Instructions to follow
Give back each entry unchanged, minus pictures.

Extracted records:

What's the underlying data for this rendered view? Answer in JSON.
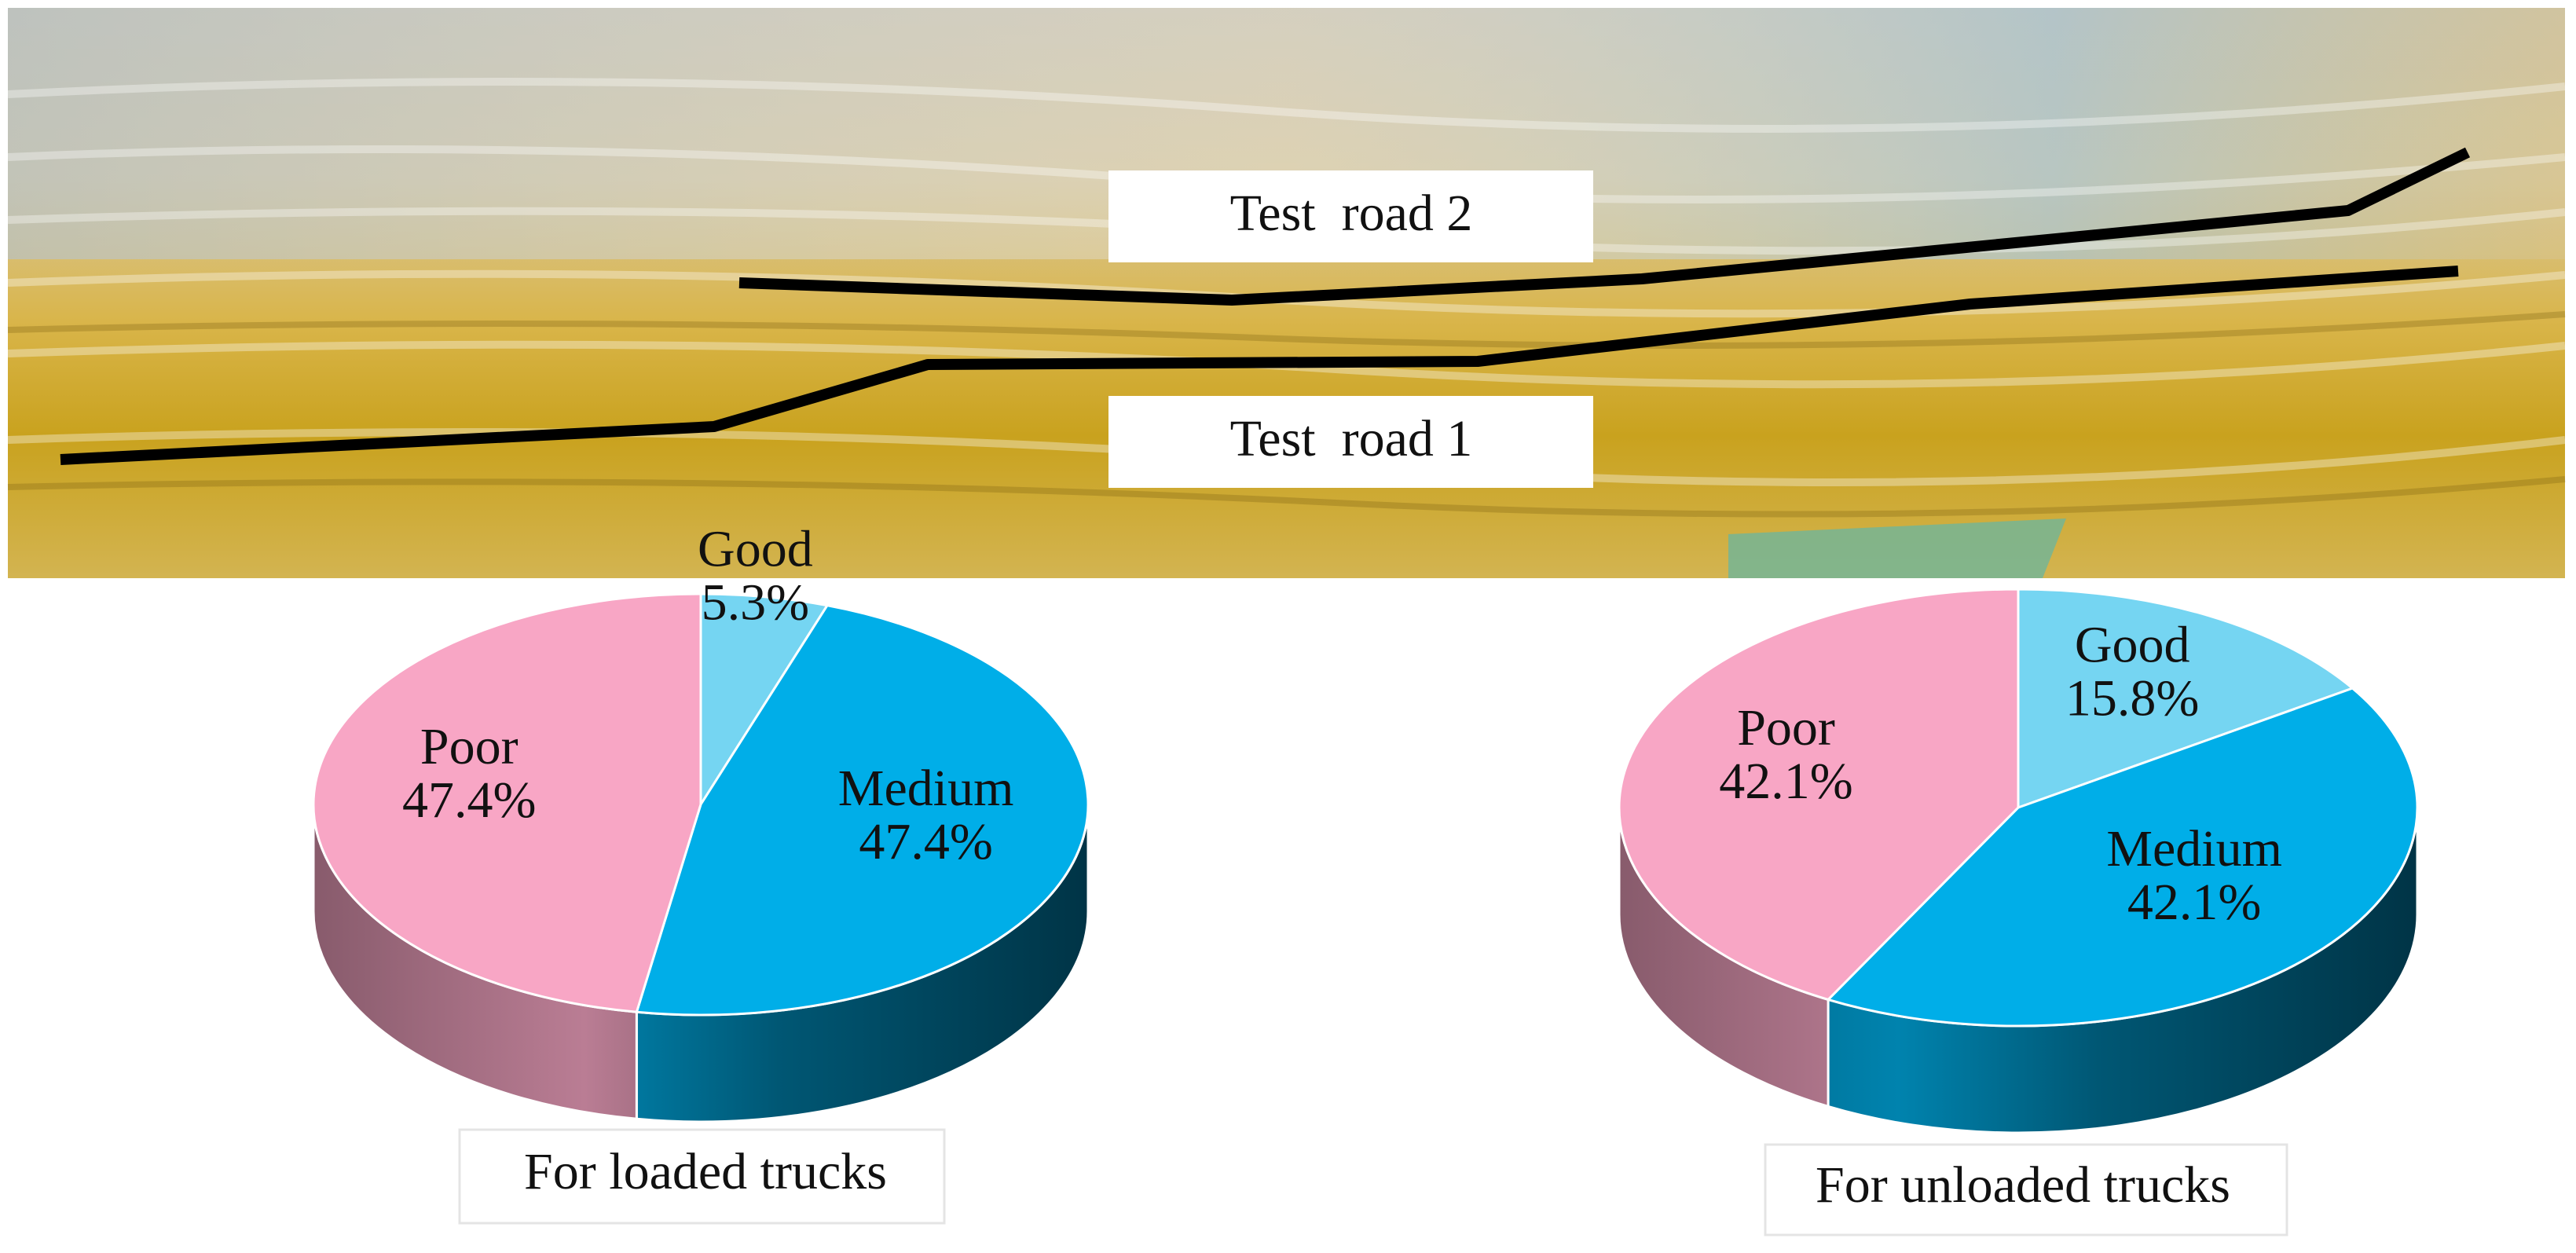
{
  "image": {
    "labels": [
      "Test  road 2",
      "Test  road 1"
    ]
  },
  "chart_data": [
    {
      "type": "pie",
      "title": "For loaded trucks",
      "categories": [
        "Good",
        "Medium",
        "Poor"
      ],
      "values": [
        5.3,
        47.4,
        47.4
      ],
      "value_labels": [
        "5.3%",
        "47.4%",
        "47.4%"
      ],
      "colors": [
        "#75d5f2",
        "#00aee8",
        "#f8a6c5"
      ]
    },
    {
      "type": "pie",
      "title": "For unloaded trucks",
      "categories": [
        "Good",
        "Medium",
        "Poor"
      ],
      "values": [
        15.8,
        42.1,
        42.1
      ],
      "value_labels": [
        "15.8%",
        "42.1%",
        "42.1%"
      ],
      "colors": [
        "#75d5f2",
        "#00aee8",
        "#f8a6c5"
      ]
    }
  ]
}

Response to this exercise
What's the underlying data for this rendered view? Answer in JSON.
{
  "image": {
    "labels": [
      "Test  road 2",
      "Test  road 1"
    ]
  },
  "chart_data": [
    {
      "type": "pie",
      "title": "For loaded trucks",
      "categories": [
        "Good",
        "Medium",
        "Poor"
      ],
      "values": [
        5.3,
        47.4,
        47.4
      ],
      "value_labels": [
        "5.3%",
        "47.4%",
        "47.4%"
      ],
      "colors": [
        "#75d5f2",
        "#00aee8",
        "#f8a6c5"
      ]
    },
    {
      "type": "pie",
      "title": "For unloaded trucks",
      "categories": [
        "Good",
        "Medium",
        "Poor"
      ],
      "values": [
        15.8,
        42.1,
        42.1
      ],
      "value_labels": [
        "15.8%",
        "42.1%",
        "42.1%"
      ],
      "colors": [
        "#75d5f2",
        "#00aee8",
        "#f8a6c5"
      ]
    }
  ]
}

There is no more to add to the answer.